2. Direct vs. Indirect Democracy:

  • Direct democracy involves citizens directly participating in decision-making.
  • Indirect democracy, on the other hand, relies on elected representatives to make decisions on behalf of the citizens.
  • Local governments, like gram sabhas in India, are considered examples of direct democracy on a smaller scale.

3. Role of Elections in Democracy:

  • Elections are a fundamental aspect of representative democracy.
  • Citizens choose their representatives through a process known as elections.
  • Elected representatives actively participate in governing and administering the country.
  • Elections serve as a mechanism for citizens to indirectly influence decision-making.

4. Election System in India:

  • In India, the election system plays a crucial role in shaping the government.
  • The example of the 1984 Lok Sabha elections is used to illustrate the impact of the election system.
  • The Congress party won a significant majority of seats (80%) with only 48% of the votes, showcasing the First Past the Post (FPTP) system in action.

5. First Past the Post (FPTP) System:

  • Under FPTP, the country is divided into constituencies, each electing one representative.
  • The candidate with the highest number of votes in a constituency wins, irrespective of whether they have a majority.
  • The winning candidate need not secure more than 50% of the votes.

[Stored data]

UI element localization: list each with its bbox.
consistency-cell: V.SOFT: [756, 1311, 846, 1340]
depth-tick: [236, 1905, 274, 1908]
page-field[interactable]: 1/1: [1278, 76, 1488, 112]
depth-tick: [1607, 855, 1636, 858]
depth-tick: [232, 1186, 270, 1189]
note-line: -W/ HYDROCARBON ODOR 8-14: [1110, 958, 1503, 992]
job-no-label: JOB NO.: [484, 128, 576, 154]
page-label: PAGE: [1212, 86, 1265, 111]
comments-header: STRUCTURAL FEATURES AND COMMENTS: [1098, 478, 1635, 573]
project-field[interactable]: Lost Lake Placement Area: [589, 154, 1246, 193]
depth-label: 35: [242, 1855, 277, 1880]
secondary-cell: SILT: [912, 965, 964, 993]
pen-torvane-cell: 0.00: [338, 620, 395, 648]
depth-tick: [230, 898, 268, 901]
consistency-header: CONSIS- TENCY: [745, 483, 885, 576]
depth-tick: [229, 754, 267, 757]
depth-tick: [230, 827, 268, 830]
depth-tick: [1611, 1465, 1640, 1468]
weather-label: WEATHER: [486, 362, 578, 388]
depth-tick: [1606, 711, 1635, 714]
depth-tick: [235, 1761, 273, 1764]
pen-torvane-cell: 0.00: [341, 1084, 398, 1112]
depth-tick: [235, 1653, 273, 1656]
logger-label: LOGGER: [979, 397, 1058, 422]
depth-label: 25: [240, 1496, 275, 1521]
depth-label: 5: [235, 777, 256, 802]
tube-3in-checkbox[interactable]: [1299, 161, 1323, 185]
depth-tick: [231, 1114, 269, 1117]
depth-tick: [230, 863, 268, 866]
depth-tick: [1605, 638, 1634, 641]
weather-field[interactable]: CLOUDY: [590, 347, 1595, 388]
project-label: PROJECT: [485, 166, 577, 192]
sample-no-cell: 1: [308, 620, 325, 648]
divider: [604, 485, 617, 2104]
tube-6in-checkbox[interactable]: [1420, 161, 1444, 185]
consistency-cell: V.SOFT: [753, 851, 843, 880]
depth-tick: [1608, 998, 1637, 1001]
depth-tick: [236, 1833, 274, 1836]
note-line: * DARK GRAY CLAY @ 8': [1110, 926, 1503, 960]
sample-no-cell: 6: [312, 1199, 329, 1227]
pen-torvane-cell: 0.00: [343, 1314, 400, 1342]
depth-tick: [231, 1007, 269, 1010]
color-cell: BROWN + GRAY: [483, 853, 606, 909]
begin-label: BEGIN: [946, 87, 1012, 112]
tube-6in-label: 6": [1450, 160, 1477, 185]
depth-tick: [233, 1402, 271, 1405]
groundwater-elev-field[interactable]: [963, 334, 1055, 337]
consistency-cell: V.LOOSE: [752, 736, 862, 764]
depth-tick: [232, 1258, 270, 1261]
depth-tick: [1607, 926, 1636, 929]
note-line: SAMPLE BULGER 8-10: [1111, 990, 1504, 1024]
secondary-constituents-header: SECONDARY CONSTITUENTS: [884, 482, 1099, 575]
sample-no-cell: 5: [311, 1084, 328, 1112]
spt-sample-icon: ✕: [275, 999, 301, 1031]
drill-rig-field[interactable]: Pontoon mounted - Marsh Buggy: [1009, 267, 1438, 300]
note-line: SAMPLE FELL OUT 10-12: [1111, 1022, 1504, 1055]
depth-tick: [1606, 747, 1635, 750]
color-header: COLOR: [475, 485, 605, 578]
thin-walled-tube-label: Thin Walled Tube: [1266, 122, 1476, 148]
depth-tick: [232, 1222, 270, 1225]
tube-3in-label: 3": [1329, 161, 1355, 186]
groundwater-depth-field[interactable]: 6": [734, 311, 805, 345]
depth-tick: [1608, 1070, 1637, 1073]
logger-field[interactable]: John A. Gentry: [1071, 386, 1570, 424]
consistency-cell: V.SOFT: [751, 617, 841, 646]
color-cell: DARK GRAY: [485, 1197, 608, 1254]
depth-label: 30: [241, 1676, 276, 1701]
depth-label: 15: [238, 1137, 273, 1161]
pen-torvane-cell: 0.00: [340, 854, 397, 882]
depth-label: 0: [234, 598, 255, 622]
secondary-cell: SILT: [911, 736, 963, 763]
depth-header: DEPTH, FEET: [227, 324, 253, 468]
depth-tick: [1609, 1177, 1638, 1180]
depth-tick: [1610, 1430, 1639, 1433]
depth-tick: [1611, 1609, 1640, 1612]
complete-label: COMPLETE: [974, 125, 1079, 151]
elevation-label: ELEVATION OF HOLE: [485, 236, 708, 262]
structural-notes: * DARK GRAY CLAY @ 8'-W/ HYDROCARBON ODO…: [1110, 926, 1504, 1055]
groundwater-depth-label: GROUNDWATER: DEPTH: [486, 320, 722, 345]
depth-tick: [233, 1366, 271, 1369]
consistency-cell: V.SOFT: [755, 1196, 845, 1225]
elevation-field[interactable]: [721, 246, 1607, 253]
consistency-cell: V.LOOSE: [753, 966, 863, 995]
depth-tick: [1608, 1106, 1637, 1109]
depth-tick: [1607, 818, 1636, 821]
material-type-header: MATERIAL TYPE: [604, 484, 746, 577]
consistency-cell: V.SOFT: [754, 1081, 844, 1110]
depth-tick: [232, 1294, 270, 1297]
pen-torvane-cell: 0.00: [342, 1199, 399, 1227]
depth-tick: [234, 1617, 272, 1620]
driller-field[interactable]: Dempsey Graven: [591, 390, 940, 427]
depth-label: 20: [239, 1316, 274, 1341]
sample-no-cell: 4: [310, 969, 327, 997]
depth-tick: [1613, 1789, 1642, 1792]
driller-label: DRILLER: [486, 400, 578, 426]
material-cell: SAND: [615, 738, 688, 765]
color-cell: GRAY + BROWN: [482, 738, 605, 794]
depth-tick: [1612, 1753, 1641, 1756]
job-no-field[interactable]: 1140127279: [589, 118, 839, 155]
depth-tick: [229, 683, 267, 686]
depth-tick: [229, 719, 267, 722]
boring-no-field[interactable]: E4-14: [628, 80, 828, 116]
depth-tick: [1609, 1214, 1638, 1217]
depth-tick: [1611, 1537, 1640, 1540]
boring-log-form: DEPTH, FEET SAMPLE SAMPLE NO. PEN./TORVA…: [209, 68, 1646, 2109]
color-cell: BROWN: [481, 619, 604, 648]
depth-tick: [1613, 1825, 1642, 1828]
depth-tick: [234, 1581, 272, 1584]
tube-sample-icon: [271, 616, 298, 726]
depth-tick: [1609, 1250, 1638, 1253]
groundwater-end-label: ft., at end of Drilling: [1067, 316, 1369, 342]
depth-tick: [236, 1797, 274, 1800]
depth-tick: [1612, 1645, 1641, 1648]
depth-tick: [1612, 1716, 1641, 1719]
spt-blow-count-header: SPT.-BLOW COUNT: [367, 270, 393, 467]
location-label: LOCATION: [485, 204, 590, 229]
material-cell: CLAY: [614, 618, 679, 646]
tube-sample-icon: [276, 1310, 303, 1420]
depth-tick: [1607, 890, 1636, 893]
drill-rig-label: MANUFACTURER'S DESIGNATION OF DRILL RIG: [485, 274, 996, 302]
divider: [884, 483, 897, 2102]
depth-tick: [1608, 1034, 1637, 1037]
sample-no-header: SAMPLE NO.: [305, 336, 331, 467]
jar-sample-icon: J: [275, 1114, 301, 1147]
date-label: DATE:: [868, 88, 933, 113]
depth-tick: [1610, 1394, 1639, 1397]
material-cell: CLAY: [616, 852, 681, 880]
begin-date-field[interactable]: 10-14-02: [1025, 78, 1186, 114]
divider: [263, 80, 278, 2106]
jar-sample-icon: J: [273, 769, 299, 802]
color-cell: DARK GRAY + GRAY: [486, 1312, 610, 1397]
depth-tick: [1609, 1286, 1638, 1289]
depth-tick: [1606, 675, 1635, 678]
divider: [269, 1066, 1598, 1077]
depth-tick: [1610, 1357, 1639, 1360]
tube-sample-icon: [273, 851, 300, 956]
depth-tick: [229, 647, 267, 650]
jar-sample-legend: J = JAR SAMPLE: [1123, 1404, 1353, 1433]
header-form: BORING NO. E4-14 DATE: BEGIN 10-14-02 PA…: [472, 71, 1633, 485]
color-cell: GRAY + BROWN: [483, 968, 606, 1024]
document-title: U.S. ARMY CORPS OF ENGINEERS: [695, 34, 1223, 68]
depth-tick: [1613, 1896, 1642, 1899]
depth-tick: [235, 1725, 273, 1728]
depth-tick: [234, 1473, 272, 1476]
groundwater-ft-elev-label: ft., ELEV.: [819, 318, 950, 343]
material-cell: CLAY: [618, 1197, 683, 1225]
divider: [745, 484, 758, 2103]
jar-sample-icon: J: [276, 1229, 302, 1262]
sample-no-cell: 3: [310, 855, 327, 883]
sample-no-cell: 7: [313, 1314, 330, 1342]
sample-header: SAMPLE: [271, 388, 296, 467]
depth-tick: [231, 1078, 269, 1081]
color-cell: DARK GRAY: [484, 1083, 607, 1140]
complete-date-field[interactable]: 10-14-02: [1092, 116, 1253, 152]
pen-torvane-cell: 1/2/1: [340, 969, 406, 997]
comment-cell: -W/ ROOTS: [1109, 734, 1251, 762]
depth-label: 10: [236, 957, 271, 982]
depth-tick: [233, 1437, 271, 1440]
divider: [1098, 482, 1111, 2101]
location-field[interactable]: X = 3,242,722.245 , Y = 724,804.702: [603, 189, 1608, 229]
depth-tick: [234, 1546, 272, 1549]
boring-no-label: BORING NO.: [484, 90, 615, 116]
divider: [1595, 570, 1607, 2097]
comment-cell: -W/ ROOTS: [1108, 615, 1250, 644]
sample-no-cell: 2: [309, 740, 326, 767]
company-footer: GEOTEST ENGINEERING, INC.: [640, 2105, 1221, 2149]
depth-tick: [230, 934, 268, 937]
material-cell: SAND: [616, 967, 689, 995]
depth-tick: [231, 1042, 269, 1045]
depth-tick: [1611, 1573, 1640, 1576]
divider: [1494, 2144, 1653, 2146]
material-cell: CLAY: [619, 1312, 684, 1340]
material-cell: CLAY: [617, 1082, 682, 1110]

WHAT YOU SHOULD DO: Extend the notes on democracy and elections above, picking up after their last point on the First Past the Post system.

SOLVED EXERCISE:
  • This system is also known as the Plurality System.

6. Impact of FPTP System:

  • The example of the Congress party winning a majority of seats with less than a majority of votes demonstrates the FPTP system's outcomes.
  • A winning candidate may secure less than 50% of the votes if there are multiple candidates in a constituency.
  • Votes for losing candidates are considered "wasted" as they do not contribute to winning seats.

7. Election Results Discrepancies:

  • Discrepancies between the percentage of votes and the percentage of seats won can occur due to the FPTP system.
  • The example of the BJP getting 7.4% of votes but less than 1% of seats highlights such discrepancies.

8. Constitutional Mandate:

  • The FPTP system is the method of election prescribed by the Indian Constitution.
  • It determines the manner in which representatives are elected to the Lok Sabha and state legislative assemblies.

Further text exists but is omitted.